▶ [PROVIDED DATA]
————————

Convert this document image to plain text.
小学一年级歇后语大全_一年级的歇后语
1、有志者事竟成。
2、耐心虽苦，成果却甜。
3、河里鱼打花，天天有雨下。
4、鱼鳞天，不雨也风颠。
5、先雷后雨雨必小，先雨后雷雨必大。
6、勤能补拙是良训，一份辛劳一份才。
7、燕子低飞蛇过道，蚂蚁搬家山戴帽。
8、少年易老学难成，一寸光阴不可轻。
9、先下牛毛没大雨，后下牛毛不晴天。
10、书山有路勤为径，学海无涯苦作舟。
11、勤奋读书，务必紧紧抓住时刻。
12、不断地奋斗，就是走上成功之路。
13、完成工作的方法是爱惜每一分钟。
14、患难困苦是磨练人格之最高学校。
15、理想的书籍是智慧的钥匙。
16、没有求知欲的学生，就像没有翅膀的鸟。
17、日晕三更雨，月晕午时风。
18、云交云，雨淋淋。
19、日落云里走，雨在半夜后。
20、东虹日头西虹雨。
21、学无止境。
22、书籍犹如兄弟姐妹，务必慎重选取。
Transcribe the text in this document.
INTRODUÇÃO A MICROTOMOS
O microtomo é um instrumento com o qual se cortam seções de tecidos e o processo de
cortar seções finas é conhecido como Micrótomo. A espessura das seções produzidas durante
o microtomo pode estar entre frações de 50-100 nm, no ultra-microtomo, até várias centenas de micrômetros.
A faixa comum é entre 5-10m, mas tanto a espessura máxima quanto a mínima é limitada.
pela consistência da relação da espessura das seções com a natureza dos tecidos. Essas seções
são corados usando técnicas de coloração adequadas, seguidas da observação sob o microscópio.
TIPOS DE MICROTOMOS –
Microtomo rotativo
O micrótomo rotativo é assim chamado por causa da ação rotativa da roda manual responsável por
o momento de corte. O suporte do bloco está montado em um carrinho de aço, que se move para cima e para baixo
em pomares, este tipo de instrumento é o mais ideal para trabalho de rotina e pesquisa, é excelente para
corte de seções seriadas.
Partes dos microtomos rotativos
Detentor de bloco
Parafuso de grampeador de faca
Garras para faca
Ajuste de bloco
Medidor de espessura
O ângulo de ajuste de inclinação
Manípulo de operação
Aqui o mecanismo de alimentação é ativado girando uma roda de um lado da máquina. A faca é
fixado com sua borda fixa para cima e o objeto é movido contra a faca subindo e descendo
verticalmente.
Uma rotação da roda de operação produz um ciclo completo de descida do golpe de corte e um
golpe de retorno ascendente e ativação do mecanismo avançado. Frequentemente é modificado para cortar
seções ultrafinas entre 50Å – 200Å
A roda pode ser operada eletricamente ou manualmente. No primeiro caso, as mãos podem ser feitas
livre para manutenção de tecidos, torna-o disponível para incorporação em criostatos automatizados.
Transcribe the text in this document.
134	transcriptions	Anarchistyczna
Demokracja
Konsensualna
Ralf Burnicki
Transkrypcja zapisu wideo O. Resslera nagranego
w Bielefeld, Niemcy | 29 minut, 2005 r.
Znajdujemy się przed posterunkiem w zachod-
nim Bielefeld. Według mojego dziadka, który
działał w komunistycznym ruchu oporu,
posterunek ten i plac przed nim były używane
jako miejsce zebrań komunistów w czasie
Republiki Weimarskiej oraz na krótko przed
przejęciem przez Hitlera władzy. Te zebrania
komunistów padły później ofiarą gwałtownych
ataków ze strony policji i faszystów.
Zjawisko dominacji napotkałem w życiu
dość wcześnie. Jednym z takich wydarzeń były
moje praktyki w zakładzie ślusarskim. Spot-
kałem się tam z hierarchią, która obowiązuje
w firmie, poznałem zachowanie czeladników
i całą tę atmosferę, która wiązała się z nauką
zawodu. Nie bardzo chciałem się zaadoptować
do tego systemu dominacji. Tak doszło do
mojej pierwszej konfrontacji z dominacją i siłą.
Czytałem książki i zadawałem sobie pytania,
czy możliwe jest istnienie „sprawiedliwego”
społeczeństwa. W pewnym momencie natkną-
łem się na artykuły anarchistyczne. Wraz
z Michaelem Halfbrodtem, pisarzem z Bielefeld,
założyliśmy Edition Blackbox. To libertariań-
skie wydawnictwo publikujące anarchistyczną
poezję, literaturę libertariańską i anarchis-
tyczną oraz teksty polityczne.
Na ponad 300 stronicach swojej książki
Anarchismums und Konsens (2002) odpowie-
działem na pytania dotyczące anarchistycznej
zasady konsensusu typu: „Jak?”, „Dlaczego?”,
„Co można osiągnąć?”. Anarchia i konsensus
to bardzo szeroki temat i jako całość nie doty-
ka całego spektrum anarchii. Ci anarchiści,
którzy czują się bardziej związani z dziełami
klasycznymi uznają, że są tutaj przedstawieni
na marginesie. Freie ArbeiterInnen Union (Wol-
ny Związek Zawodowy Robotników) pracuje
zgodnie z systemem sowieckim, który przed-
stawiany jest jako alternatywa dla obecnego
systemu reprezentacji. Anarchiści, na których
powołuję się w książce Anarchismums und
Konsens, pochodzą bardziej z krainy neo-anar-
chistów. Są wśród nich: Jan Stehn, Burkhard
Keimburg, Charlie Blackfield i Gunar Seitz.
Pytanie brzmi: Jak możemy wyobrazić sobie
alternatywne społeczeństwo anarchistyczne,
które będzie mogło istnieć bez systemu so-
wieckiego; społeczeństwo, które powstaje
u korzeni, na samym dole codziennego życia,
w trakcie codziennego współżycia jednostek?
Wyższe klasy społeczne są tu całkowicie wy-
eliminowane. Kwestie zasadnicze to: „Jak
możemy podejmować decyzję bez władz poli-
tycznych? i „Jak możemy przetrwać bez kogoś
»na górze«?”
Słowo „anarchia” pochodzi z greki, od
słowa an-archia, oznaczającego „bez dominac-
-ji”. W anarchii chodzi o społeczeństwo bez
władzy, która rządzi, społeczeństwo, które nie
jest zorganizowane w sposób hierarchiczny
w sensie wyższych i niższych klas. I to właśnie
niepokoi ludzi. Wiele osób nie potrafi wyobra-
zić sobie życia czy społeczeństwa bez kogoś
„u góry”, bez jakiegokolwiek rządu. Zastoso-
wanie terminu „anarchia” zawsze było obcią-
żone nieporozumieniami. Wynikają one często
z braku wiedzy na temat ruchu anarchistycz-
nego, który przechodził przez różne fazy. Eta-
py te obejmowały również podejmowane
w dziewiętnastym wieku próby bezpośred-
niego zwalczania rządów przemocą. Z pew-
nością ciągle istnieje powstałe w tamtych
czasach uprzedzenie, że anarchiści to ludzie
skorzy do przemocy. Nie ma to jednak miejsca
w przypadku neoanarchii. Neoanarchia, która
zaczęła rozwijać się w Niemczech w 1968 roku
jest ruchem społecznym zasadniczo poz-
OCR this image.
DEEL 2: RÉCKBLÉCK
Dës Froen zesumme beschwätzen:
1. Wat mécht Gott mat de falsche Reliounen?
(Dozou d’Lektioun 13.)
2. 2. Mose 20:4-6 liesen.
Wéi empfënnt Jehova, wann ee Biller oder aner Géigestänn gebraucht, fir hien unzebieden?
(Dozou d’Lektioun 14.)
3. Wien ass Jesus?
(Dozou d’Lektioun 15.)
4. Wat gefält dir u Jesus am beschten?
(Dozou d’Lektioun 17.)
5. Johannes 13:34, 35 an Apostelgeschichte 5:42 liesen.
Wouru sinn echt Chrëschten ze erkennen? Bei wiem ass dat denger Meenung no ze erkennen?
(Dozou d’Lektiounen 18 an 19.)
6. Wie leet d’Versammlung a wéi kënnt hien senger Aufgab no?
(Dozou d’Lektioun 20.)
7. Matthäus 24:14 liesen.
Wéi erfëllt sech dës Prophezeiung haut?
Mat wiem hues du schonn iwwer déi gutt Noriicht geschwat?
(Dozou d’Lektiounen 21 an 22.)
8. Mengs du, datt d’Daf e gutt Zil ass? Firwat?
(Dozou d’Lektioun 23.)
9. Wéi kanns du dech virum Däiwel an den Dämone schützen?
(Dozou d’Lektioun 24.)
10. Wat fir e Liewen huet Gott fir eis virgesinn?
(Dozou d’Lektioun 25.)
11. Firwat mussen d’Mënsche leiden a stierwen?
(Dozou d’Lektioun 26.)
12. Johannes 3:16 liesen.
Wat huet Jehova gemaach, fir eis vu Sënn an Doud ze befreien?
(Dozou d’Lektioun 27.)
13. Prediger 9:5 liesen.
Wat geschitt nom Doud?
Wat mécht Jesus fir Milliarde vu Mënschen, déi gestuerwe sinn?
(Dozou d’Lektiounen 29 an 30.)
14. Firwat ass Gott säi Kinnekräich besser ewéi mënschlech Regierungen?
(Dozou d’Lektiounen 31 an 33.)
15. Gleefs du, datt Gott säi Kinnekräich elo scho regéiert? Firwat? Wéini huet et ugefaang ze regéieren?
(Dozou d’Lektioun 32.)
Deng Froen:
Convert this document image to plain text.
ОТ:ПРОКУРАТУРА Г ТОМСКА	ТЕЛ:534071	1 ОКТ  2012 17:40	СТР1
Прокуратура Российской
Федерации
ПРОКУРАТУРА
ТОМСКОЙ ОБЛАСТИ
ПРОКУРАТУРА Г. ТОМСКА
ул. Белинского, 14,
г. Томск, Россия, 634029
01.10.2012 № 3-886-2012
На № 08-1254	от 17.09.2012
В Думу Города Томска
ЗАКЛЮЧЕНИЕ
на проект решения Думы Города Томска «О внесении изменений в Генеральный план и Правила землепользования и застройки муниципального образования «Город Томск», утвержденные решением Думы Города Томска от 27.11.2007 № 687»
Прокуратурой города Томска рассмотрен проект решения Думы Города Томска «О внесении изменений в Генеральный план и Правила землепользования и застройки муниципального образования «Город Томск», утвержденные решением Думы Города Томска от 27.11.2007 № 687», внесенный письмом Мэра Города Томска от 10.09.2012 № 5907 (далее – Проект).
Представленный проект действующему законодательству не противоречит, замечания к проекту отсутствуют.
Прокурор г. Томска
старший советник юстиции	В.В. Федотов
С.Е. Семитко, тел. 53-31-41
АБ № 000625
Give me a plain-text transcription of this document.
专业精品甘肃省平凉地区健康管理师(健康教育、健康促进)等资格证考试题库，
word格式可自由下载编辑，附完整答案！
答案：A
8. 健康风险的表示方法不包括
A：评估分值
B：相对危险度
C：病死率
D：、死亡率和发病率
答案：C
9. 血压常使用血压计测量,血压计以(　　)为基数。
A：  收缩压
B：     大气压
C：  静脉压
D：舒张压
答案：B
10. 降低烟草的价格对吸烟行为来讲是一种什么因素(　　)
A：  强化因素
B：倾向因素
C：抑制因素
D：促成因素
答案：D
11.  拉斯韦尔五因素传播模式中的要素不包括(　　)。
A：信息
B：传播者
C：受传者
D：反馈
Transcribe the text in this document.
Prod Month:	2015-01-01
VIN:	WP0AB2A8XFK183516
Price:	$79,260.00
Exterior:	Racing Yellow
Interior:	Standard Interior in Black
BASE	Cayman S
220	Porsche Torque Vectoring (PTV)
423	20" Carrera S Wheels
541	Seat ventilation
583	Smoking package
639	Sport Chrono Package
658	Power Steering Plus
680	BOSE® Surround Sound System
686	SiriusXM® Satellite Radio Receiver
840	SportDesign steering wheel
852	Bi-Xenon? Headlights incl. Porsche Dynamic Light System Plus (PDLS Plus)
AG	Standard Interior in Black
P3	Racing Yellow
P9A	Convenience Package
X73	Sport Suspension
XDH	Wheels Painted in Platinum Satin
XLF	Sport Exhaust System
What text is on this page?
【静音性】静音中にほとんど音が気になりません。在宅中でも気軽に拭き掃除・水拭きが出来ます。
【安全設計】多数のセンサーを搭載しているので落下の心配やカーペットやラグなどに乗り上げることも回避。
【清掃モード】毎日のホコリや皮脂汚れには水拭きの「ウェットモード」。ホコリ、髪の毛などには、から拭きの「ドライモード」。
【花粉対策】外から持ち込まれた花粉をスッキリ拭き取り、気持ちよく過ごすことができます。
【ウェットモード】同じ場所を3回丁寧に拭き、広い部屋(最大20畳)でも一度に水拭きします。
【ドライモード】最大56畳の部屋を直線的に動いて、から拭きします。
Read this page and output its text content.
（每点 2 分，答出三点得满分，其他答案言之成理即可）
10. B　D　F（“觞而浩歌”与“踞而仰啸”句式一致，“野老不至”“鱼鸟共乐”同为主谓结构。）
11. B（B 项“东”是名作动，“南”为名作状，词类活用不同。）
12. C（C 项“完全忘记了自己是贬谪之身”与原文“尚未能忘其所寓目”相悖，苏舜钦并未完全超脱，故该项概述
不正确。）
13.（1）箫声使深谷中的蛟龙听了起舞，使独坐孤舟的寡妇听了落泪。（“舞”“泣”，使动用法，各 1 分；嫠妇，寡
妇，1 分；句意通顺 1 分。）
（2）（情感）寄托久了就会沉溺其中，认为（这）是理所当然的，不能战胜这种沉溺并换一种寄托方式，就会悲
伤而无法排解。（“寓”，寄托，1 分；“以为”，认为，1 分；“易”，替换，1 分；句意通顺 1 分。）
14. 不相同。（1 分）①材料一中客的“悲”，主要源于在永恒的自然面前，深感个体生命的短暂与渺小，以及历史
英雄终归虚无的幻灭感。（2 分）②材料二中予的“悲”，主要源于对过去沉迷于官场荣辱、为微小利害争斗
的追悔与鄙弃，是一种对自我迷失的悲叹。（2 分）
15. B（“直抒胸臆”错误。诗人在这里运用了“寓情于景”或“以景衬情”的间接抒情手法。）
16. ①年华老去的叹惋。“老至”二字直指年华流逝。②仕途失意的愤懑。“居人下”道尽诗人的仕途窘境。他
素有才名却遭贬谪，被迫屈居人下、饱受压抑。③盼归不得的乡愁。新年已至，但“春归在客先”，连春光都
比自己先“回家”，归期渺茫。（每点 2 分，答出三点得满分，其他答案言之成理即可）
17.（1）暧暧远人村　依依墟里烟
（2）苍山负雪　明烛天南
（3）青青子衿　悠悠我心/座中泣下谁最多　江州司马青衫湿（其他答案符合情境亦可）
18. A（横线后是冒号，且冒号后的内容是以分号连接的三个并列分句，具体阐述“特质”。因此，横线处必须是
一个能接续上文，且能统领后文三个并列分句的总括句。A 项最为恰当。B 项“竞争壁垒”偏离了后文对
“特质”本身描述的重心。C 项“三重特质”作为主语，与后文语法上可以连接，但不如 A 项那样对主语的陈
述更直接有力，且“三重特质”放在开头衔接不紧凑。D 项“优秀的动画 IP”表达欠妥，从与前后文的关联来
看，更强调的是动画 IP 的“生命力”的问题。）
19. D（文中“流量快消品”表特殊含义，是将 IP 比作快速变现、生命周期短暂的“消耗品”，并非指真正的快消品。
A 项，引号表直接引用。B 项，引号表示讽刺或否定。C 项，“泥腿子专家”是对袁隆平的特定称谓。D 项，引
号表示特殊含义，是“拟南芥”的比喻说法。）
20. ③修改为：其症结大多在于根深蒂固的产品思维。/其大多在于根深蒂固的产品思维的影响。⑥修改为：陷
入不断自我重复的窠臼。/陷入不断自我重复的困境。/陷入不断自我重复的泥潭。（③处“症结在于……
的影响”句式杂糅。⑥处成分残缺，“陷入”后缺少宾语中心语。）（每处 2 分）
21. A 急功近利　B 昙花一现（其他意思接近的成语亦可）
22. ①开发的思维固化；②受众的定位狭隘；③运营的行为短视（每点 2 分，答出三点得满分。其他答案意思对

————————

Repeat only the lines from the one holding "What text is on this page?" through the last line of the data.

▶ [FULL SOLUTION]
What text is on this page?
【静音性】静音中にほとんど音が気になりません。在宅中でも気軽に拭き掃除・水拭きが出来ます。
【安全設計】多数のセンサーを搭載しているので落下の心配やカーペットやラグなどに乗り上げることも回避。
【清掃モード】毎日のホコリや皮脂汚れには水拭きの「ウェットモード」。ホコリ、髪の毛などには、から拭きの「ドライモード」。
【花粉対策】外から持ち込まれた花粉をスッキリ拭き取り、気持ちよく過ごすことができます。
【ウェットモード】同じ場所を3回丁寧に拭き、広い部屋(最大20畳)でも一度に水拭きします。
【ドライモード】最大56畳の部屋を直線的に動いて、から拭きします。
Read this page and output its text content.
（每点 2 分，答出三点得满分，其他答案言之成理即可）
10. B　D　F（“觞而浩歌”与“踞而仰啸”句式一致，“野老不至”“鱼鸟共乐”同为主谓结构。）
11. B（B 项“东”是名作动，“南”为名作状，词类活用不同。）
12. C（C 项“完全忘记了自己是贬谪之身”与原文“尚未能忘其所寓目”相悖，苏舜钦并未完全超脱，故该项概述
不正确。）
13.（1）箫声使深谷中的蛟龙听了起舞，使独坐孤舟的寡妇听了落泪。（“舞”“泣”，使动用法，各 1 分；嫠妇，寡
妇，1 分；句意通顺 1 分。）
（2）（情感）寄托久了就会沉溺其中，认为（这）是理所当然的，不能战胜这种沉溺并换一种寄托方式，就会悲
伤而无法排解。（“寓”，寄托，1 分；“以为”，认为，1 分；“易”，替换，1 分；句意通顺 1 分。）
14. 不相同。（1 分）①材料一中客的“悲”，主要源于在永恒的自然面前，深感个体生命的短暂与渺小，以及历史
英雄终归虚无的幻灭感。（2 分）②材料二中予的“悲”，主要源于对过去沉迷于官场荣辱、为微小利害争斗
的追悔与鄙弃，是一种对自我迷失的悲叹。（2 分）
15. B（“直抒胸臆”错误。诗人在这里运用了“寓情于景”或“以景衬情”的间接抒情手法。）
16. ①年华老去的叹惋。“老至”二字直指年华流逝。②仕途失意的愤懑。“居人下”道尽诗人的仕途窘境。他
素有才名却遭贬谪，被迫屈居人下、饱受压抑。③盼归不得的乡愁。新年已至，但“春归在客先”，连春光都
比自己先“回家”，归期渺茫。（每点 2 分，答出三点得满分，其他答案言之成理即可）
17.（1）暧暧远人村　依依墟里烟
（2）苍山负雪　明烛天南
（3）青青子衿　悠悠我心/座中泣下谁最多　江州司马青衫湿（其他答案符合情境亦可）
18. A（横线后是冒号，且冒号后的内容是以分号连接的三个并列分句，具体阐述“特质”。因此，横线处必须是
一个能接续上文，且能统领后文三个并列分句的总括句。A 项最为恰当。B 项“竞争壁垒”偏离了后文对
“特质”本身描述的重心。C 项“三重特质”作为主语，与后文语法上可以连接，但不如 A 项那样对主语的陈
述更直接有力，且“三重特质”放在开头衔接不紧凑。D 项“优秀的动画 IP”表达欠妥，从与前后文的关联来
看，更强调的是动画 IP 的“生命力”的问题。）
19. D（文中“流量快消品”表特殊含义，是将 IP 比作快速变现、生命周期短暂的“消耗品”，并非指真正的快消品。
A 项，引号表直接引用。B 项，引号表示讽刺或否定。C 项，“泥腿子专家”是对袁隆平的特定称谓。D 项，引
号表示特殊含义，是“拟南芥”的比喻说法。）
20. ③修改为：其症结大多在于根深蒂固的产品思维。/其大多在于根深蒂固的产品思维的影响。⑥修改为：陷
入不断自我重复的窠臼。/陷入不断自我重复的困境。/陷入不断自我重复的泥潭。（③处“症结在于……
的影响”句式杂糅。⑥处成分残缺，“陷入”后缺少宾语中心语。）（每处 2 分）
21. A 急功近利　B 昙花一现（其他意思接近的成语亦可）
22. ①开发的思维固化；②受众的定位狭隘；③运营的行为短视（每点 2 分，答出三点得满分。其他答案意思对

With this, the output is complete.